◆ **Directions**
Review the material line by line. Identify and copy every line that contains the string "password".

◆ **Provided entries**

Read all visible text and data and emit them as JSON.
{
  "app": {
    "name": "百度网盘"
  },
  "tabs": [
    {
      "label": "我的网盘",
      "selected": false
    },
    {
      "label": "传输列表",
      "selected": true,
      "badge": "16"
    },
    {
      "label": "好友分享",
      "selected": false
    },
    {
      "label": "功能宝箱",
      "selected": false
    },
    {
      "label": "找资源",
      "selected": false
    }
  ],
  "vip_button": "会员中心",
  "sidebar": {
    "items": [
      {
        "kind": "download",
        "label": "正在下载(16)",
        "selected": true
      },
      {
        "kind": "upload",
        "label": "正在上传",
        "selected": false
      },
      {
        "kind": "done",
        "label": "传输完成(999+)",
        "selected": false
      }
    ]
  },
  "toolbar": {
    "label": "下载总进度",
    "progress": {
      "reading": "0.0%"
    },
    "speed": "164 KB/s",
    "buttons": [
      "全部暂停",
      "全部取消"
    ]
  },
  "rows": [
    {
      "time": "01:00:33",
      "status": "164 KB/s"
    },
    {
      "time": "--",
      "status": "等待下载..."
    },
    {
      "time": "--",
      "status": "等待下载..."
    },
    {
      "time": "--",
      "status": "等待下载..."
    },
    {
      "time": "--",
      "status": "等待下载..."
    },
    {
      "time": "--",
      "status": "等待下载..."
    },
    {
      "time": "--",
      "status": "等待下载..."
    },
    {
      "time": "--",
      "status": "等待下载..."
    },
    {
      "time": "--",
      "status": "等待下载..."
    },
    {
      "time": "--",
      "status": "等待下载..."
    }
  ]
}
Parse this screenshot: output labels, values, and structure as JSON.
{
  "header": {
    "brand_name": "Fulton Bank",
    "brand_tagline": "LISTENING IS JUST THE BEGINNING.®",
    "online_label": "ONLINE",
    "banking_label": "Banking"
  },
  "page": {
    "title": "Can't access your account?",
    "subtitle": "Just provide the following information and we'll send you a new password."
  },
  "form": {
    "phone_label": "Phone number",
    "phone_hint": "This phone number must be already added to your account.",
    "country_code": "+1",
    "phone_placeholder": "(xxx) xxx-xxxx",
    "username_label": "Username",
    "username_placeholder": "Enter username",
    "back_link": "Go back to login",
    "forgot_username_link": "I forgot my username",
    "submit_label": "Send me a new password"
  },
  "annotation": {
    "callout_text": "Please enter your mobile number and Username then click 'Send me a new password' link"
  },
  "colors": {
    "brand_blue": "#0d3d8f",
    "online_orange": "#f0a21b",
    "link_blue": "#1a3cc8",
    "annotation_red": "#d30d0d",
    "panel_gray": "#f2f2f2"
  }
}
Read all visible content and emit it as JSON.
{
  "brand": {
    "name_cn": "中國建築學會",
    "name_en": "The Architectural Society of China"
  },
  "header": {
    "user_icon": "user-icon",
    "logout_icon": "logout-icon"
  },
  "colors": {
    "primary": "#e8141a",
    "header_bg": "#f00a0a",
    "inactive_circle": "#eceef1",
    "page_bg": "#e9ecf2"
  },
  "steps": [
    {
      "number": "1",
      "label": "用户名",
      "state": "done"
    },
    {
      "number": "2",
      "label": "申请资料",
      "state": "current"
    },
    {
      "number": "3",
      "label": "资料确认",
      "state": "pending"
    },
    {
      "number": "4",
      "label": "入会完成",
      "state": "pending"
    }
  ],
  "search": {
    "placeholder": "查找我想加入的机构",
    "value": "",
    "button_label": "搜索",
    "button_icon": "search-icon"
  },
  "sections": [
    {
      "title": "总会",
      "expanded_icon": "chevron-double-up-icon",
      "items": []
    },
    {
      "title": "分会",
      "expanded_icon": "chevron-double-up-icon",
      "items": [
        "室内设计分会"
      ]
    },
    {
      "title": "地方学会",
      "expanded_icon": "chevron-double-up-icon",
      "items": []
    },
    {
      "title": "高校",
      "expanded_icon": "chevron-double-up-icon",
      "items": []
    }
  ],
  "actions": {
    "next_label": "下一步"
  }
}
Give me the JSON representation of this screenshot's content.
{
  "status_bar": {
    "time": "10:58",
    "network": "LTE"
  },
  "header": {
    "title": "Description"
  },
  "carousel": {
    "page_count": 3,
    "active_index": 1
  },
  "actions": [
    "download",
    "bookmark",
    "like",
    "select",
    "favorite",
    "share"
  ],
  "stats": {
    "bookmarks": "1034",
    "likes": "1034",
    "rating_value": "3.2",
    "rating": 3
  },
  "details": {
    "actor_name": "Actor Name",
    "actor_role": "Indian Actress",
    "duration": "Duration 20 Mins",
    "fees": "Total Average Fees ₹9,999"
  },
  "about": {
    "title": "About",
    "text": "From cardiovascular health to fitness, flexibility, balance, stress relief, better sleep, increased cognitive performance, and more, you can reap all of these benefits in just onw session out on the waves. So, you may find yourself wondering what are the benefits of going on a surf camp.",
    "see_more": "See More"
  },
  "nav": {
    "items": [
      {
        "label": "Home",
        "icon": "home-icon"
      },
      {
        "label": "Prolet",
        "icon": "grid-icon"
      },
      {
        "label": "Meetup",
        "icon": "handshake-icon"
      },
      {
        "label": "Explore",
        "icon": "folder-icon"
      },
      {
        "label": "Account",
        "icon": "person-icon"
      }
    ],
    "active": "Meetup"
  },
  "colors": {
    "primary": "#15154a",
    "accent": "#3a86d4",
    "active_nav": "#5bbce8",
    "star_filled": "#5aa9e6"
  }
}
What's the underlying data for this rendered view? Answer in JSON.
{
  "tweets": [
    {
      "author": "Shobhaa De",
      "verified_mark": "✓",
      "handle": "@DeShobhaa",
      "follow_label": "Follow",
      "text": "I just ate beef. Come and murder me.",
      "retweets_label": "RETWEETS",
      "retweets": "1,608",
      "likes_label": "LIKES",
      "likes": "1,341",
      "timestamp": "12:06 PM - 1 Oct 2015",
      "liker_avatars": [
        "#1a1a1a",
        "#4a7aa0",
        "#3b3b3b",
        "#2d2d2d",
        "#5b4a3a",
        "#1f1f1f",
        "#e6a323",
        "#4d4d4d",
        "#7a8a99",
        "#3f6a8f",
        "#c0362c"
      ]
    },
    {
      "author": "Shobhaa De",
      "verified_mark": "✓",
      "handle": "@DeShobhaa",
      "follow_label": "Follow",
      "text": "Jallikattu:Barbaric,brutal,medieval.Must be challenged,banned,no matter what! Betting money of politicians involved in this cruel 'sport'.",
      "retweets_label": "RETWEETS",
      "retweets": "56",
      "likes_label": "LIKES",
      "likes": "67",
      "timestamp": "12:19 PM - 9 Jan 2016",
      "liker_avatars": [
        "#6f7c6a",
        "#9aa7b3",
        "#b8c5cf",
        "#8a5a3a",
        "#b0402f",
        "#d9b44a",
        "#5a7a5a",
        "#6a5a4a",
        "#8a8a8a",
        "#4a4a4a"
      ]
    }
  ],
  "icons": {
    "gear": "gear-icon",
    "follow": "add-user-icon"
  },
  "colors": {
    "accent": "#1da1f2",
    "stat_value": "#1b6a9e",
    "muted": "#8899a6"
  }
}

◆ **The response**
    "subtitle": "Just provide the following information and we'll send you a new password."
    "submit_label": "Send me a new password"
    "callout_text": "Please enter your mobile number and Username then click 'Send me a new password' link"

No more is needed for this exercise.